WHAT IS REQUIRED: Some lines in the records below may hold the word "Воронежской"; give the number of those lines and nothing else.

[Data entries]
......

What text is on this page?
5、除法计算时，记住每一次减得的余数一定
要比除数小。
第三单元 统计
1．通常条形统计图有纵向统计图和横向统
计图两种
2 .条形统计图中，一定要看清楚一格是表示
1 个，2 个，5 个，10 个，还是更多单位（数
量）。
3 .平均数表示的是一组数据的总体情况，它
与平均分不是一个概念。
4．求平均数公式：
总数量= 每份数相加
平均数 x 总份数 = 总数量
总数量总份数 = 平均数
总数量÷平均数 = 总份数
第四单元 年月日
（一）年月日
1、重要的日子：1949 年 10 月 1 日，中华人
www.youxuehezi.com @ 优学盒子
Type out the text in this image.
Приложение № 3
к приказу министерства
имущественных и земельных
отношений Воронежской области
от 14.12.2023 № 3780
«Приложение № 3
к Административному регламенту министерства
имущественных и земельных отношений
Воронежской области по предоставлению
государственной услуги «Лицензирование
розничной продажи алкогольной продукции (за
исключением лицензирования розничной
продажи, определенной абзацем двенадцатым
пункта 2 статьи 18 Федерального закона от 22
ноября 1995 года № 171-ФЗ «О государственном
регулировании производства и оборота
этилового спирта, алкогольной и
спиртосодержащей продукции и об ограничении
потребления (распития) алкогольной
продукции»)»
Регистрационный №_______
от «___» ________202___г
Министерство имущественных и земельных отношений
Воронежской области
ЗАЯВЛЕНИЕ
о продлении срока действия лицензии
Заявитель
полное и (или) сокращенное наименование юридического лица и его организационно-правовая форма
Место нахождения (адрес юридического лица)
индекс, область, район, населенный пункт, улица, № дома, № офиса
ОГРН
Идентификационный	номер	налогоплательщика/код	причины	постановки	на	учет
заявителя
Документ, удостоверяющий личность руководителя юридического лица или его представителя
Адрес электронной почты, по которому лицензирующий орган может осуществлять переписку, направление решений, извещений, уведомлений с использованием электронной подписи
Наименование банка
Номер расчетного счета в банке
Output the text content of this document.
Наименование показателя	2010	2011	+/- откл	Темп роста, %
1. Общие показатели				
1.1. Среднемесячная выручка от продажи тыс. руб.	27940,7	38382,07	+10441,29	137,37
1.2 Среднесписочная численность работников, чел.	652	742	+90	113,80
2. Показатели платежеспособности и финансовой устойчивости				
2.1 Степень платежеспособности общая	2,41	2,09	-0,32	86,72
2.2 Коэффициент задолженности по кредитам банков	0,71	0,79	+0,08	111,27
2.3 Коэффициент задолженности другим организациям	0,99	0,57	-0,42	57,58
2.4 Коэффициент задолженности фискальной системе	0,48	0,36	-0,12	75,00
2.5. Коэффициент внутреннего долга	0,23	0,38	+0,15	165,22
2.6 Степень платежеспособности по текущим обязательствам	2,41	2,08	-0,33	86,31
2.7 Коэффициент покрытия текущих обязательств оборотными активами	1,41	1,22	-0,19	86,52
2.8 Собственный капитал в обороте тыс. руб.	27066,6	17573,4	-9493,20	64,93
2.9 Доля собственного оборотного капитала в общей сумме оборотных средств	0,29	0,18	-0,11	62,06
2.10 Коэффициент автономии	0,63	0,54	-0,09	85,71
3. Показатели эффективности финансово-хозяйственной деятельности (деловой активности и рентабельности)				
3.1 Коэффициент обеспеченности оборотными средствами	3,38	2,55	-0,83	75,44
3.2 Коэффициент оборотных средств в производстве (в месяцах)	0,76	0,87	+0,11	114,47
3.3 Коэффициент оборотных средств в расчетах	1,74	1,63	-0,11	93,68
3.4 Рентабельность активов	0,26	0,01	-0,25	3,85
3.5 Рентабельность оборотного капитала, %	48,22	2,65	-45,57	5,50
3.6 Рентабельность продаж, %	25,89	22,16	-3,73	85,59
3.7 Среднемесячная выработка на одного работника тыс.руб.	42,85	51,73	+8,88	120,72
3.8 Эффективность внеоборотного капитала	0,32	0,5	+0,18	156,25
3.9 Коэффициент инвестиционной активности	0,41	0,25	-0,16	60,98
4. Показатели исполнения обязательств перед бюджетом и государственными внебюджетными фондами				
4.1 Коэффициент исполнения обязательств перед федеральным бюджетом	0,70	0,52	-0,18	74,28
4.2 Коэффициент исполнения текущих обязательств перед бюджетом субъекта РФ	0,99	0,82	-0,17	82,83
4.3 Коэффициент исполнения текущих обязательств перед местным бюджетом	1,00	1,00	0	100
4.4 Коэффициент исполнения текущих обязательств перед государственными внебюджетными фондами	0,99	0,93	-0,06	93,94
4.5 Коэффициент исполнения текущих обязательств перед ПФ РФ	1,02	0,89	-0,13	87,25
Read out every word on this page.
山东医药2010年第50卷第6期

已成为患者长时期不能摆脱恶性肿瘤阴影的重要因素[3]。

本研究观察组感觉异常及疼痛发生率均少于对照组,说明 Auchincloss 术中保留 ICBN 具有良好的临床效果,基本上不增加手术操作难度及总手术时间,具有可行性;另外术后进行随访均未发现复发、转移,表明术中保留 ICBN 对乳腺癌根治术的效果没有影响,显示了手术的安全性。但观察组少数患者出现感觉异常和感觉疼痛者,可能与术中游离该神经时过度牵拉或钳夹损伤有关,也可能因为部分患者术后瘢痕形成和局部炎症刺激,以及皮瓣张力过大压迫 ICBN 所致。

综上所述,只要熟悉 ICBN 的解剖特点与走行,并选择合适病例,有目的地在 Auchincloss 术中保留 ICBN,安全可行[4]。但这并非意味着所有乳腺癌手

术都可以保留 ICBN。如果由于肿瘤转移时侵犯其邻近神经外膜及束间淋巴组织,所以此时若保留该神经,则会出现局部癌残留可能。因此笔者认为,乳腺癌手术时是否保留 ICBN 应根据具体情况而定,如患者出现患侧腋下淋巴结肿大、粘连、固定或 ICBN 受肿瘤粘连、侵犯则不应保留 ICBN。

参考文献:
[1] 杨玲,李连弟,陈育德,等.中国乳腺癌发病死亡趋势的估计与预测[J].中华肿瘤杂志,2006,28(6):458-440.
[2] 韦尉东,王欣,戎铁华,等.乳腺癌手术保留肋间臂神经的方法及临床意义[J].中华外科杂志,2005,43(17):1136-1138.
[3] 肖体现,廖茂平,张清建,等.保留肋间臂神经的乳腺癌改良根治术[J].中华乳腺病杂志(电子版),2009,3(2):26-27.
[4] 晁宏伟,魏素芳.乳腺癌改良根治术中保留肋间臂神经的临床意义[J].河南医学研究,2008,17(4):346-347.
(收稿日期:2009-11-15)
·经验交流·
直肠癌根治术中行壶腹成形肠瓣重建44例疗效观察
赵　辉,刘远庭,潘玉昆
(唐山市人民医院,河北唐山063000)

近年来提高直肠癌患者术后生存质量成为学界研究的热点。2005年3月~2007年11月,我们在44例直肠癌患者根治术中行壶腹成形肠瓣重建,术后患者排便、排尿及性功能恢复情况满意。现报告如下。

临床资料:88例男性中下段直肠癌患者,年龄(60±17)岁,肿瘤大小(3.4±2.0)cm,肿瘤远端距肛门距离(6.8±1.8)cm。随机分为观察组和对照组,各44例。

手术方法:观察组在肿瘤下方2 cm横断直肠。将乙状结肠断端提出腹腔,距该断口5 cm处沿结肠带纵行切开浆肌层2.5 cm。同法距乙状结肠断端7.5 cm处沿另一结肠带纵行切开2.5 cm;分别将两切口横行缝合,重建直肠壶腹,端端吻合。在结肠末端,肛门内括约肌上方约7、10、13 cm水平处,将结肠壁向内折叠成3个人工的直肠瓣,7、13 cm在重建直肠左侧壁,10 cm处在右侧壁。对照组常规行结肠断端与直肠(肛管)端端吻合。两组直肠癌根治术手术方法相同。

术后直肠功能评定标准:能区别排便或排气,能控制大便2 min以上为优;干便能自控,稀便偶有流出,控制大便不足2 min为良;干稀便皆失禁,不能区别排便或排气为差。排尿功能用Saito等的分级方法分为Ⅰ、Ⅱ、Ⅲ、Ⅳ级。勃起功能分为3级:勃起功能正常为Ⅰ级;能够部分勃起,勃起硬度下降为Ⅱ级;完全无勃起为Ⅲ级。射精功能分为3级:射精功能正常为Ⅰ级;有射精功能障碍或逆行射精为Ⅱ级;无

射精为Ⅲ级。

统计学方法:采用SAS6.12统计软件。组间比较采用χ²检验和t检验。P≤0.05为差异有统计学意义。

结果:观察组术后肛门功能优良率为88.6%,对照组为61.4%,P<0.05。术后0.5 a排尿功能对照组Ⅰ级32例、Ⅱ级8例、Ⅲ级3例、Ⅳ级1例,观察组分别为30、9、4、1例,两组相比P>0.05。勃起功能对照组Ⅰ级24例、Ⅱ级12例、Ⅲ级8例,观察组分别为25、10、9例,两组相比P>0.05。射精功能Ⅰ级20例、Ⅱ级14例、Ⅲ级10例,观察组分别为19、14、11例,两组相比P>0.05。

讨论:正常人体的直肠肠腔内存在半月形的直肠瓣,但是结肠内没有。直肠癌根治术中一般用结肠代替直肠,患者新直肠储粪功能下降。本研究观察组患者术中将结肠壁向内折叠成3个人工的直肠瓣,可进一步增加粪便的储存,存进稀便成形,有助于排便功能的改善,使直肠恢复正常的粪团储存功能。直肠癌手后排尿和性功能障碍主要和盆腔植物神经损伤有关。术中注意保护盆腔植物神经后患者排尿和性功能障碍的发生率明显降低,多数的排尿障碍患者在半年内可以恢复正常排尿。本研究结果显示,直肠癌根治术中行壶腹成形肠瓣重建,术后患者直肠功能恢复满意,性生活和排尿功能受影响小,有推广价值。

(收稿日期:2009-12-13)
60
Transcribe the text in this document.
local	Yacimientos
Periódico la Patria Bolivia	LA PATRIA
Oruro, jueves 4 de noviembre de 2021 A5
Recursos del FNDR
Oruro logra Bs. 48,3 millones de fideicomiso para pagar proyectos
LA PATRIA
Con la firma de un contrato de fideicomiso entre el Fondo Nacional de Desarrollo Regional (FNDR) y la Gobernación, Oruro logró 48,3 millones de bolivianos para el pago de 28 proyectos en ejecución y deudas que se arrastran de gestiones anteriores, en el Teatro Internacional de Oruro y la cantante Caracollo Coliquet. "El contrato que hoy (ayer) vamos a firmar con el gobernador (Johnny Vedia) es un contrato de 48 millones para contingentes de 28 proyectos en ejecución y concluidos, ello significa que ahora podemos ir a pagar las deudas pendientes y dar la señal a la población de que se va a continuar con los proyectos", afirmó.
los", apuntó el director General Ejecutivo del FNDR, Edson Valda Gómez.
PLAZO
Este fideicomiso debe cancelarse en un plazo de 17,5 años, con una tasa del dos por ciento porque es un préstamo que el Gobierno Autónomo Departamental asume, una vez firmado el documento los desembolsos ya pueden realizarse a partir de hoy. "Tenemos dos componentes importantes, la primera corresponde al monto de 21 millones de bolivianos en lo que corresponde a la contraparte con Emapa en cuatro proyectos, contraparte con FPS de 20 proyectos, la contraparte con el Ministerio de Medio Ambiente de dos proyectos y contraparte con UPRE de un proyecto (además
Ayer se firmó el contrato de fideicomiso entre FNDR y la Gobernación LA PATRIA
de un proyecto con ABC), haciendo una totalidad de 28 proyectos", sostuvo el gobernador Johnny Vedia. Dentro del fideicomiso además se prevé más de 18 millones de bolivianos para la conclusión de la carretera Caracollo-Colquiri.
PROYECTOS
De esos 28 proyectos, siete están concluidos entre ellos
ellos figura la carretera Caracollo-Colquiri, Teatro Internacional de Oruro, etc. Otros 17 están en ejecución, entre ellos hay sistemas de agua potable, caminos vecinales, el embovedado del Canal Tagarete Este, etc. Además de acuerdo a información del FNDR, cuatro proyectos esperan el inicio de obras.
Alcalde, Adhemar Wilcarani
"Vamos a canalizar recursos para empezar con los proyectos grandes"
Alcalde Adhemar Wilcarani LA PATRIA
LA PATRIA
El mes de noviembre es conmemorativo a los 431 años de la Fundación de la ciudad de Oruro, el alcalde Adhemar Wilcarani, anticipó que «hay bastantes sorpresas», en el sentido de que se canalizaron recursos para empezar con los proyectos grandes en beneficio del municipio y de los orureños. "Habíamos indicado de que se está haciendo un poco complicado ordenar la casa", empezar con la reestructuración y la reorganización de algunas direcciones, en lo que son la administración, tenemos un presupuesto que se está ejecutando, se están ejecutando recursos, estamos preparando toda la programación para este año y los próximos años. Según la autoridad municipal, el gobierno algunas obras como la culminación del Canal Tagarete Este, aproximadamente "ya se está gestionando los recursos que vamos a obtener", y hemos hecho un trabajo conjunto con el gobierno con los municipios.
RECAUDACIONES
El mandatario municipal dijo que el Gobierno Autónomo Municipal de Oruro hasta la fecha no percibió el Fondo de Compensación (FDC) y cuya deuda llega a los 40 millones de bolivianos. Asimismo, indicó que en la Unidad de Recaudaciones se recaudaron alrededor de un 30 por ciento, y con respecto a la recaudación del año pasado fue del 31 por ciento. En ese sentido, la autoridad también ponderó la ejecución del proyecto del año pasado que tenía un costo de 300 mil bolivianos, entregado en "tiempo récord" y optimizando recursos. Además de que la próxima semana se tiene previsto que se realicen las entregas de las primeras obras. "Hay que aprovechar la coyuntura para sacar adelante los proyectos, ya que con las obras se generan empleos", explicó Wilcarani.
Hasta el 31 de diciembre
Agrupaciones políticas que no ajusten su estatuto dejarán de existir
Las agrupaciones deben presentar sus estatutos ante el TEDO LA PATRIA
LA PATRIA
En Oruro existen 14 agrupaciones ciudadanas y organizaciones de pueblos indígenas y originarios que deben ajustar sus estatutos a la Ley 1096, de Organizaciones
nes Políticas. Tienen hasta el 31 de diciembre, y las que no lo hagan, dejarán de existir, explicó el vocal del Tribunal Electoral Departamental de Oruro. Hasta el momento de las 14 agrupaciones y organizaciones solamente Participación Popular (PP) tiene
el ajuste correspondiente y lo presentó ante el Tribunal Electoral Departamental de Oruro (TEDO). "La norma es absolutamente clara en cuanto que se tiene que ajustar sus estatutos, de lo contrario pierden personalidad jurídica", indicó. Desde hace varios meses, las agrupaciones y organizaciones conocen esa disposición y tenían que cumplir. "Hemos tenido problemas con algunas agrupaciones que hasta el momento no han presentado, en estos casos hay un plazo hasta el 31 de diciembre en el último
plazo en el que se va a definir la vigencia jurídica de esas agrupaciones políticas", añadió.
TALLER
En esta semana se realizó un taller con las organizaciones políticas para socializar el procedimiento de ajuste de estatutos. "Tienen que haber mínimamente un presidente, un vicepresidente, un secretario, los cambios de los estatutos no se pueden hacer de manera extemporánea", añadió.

......

WRITTEN RESPONSE: 3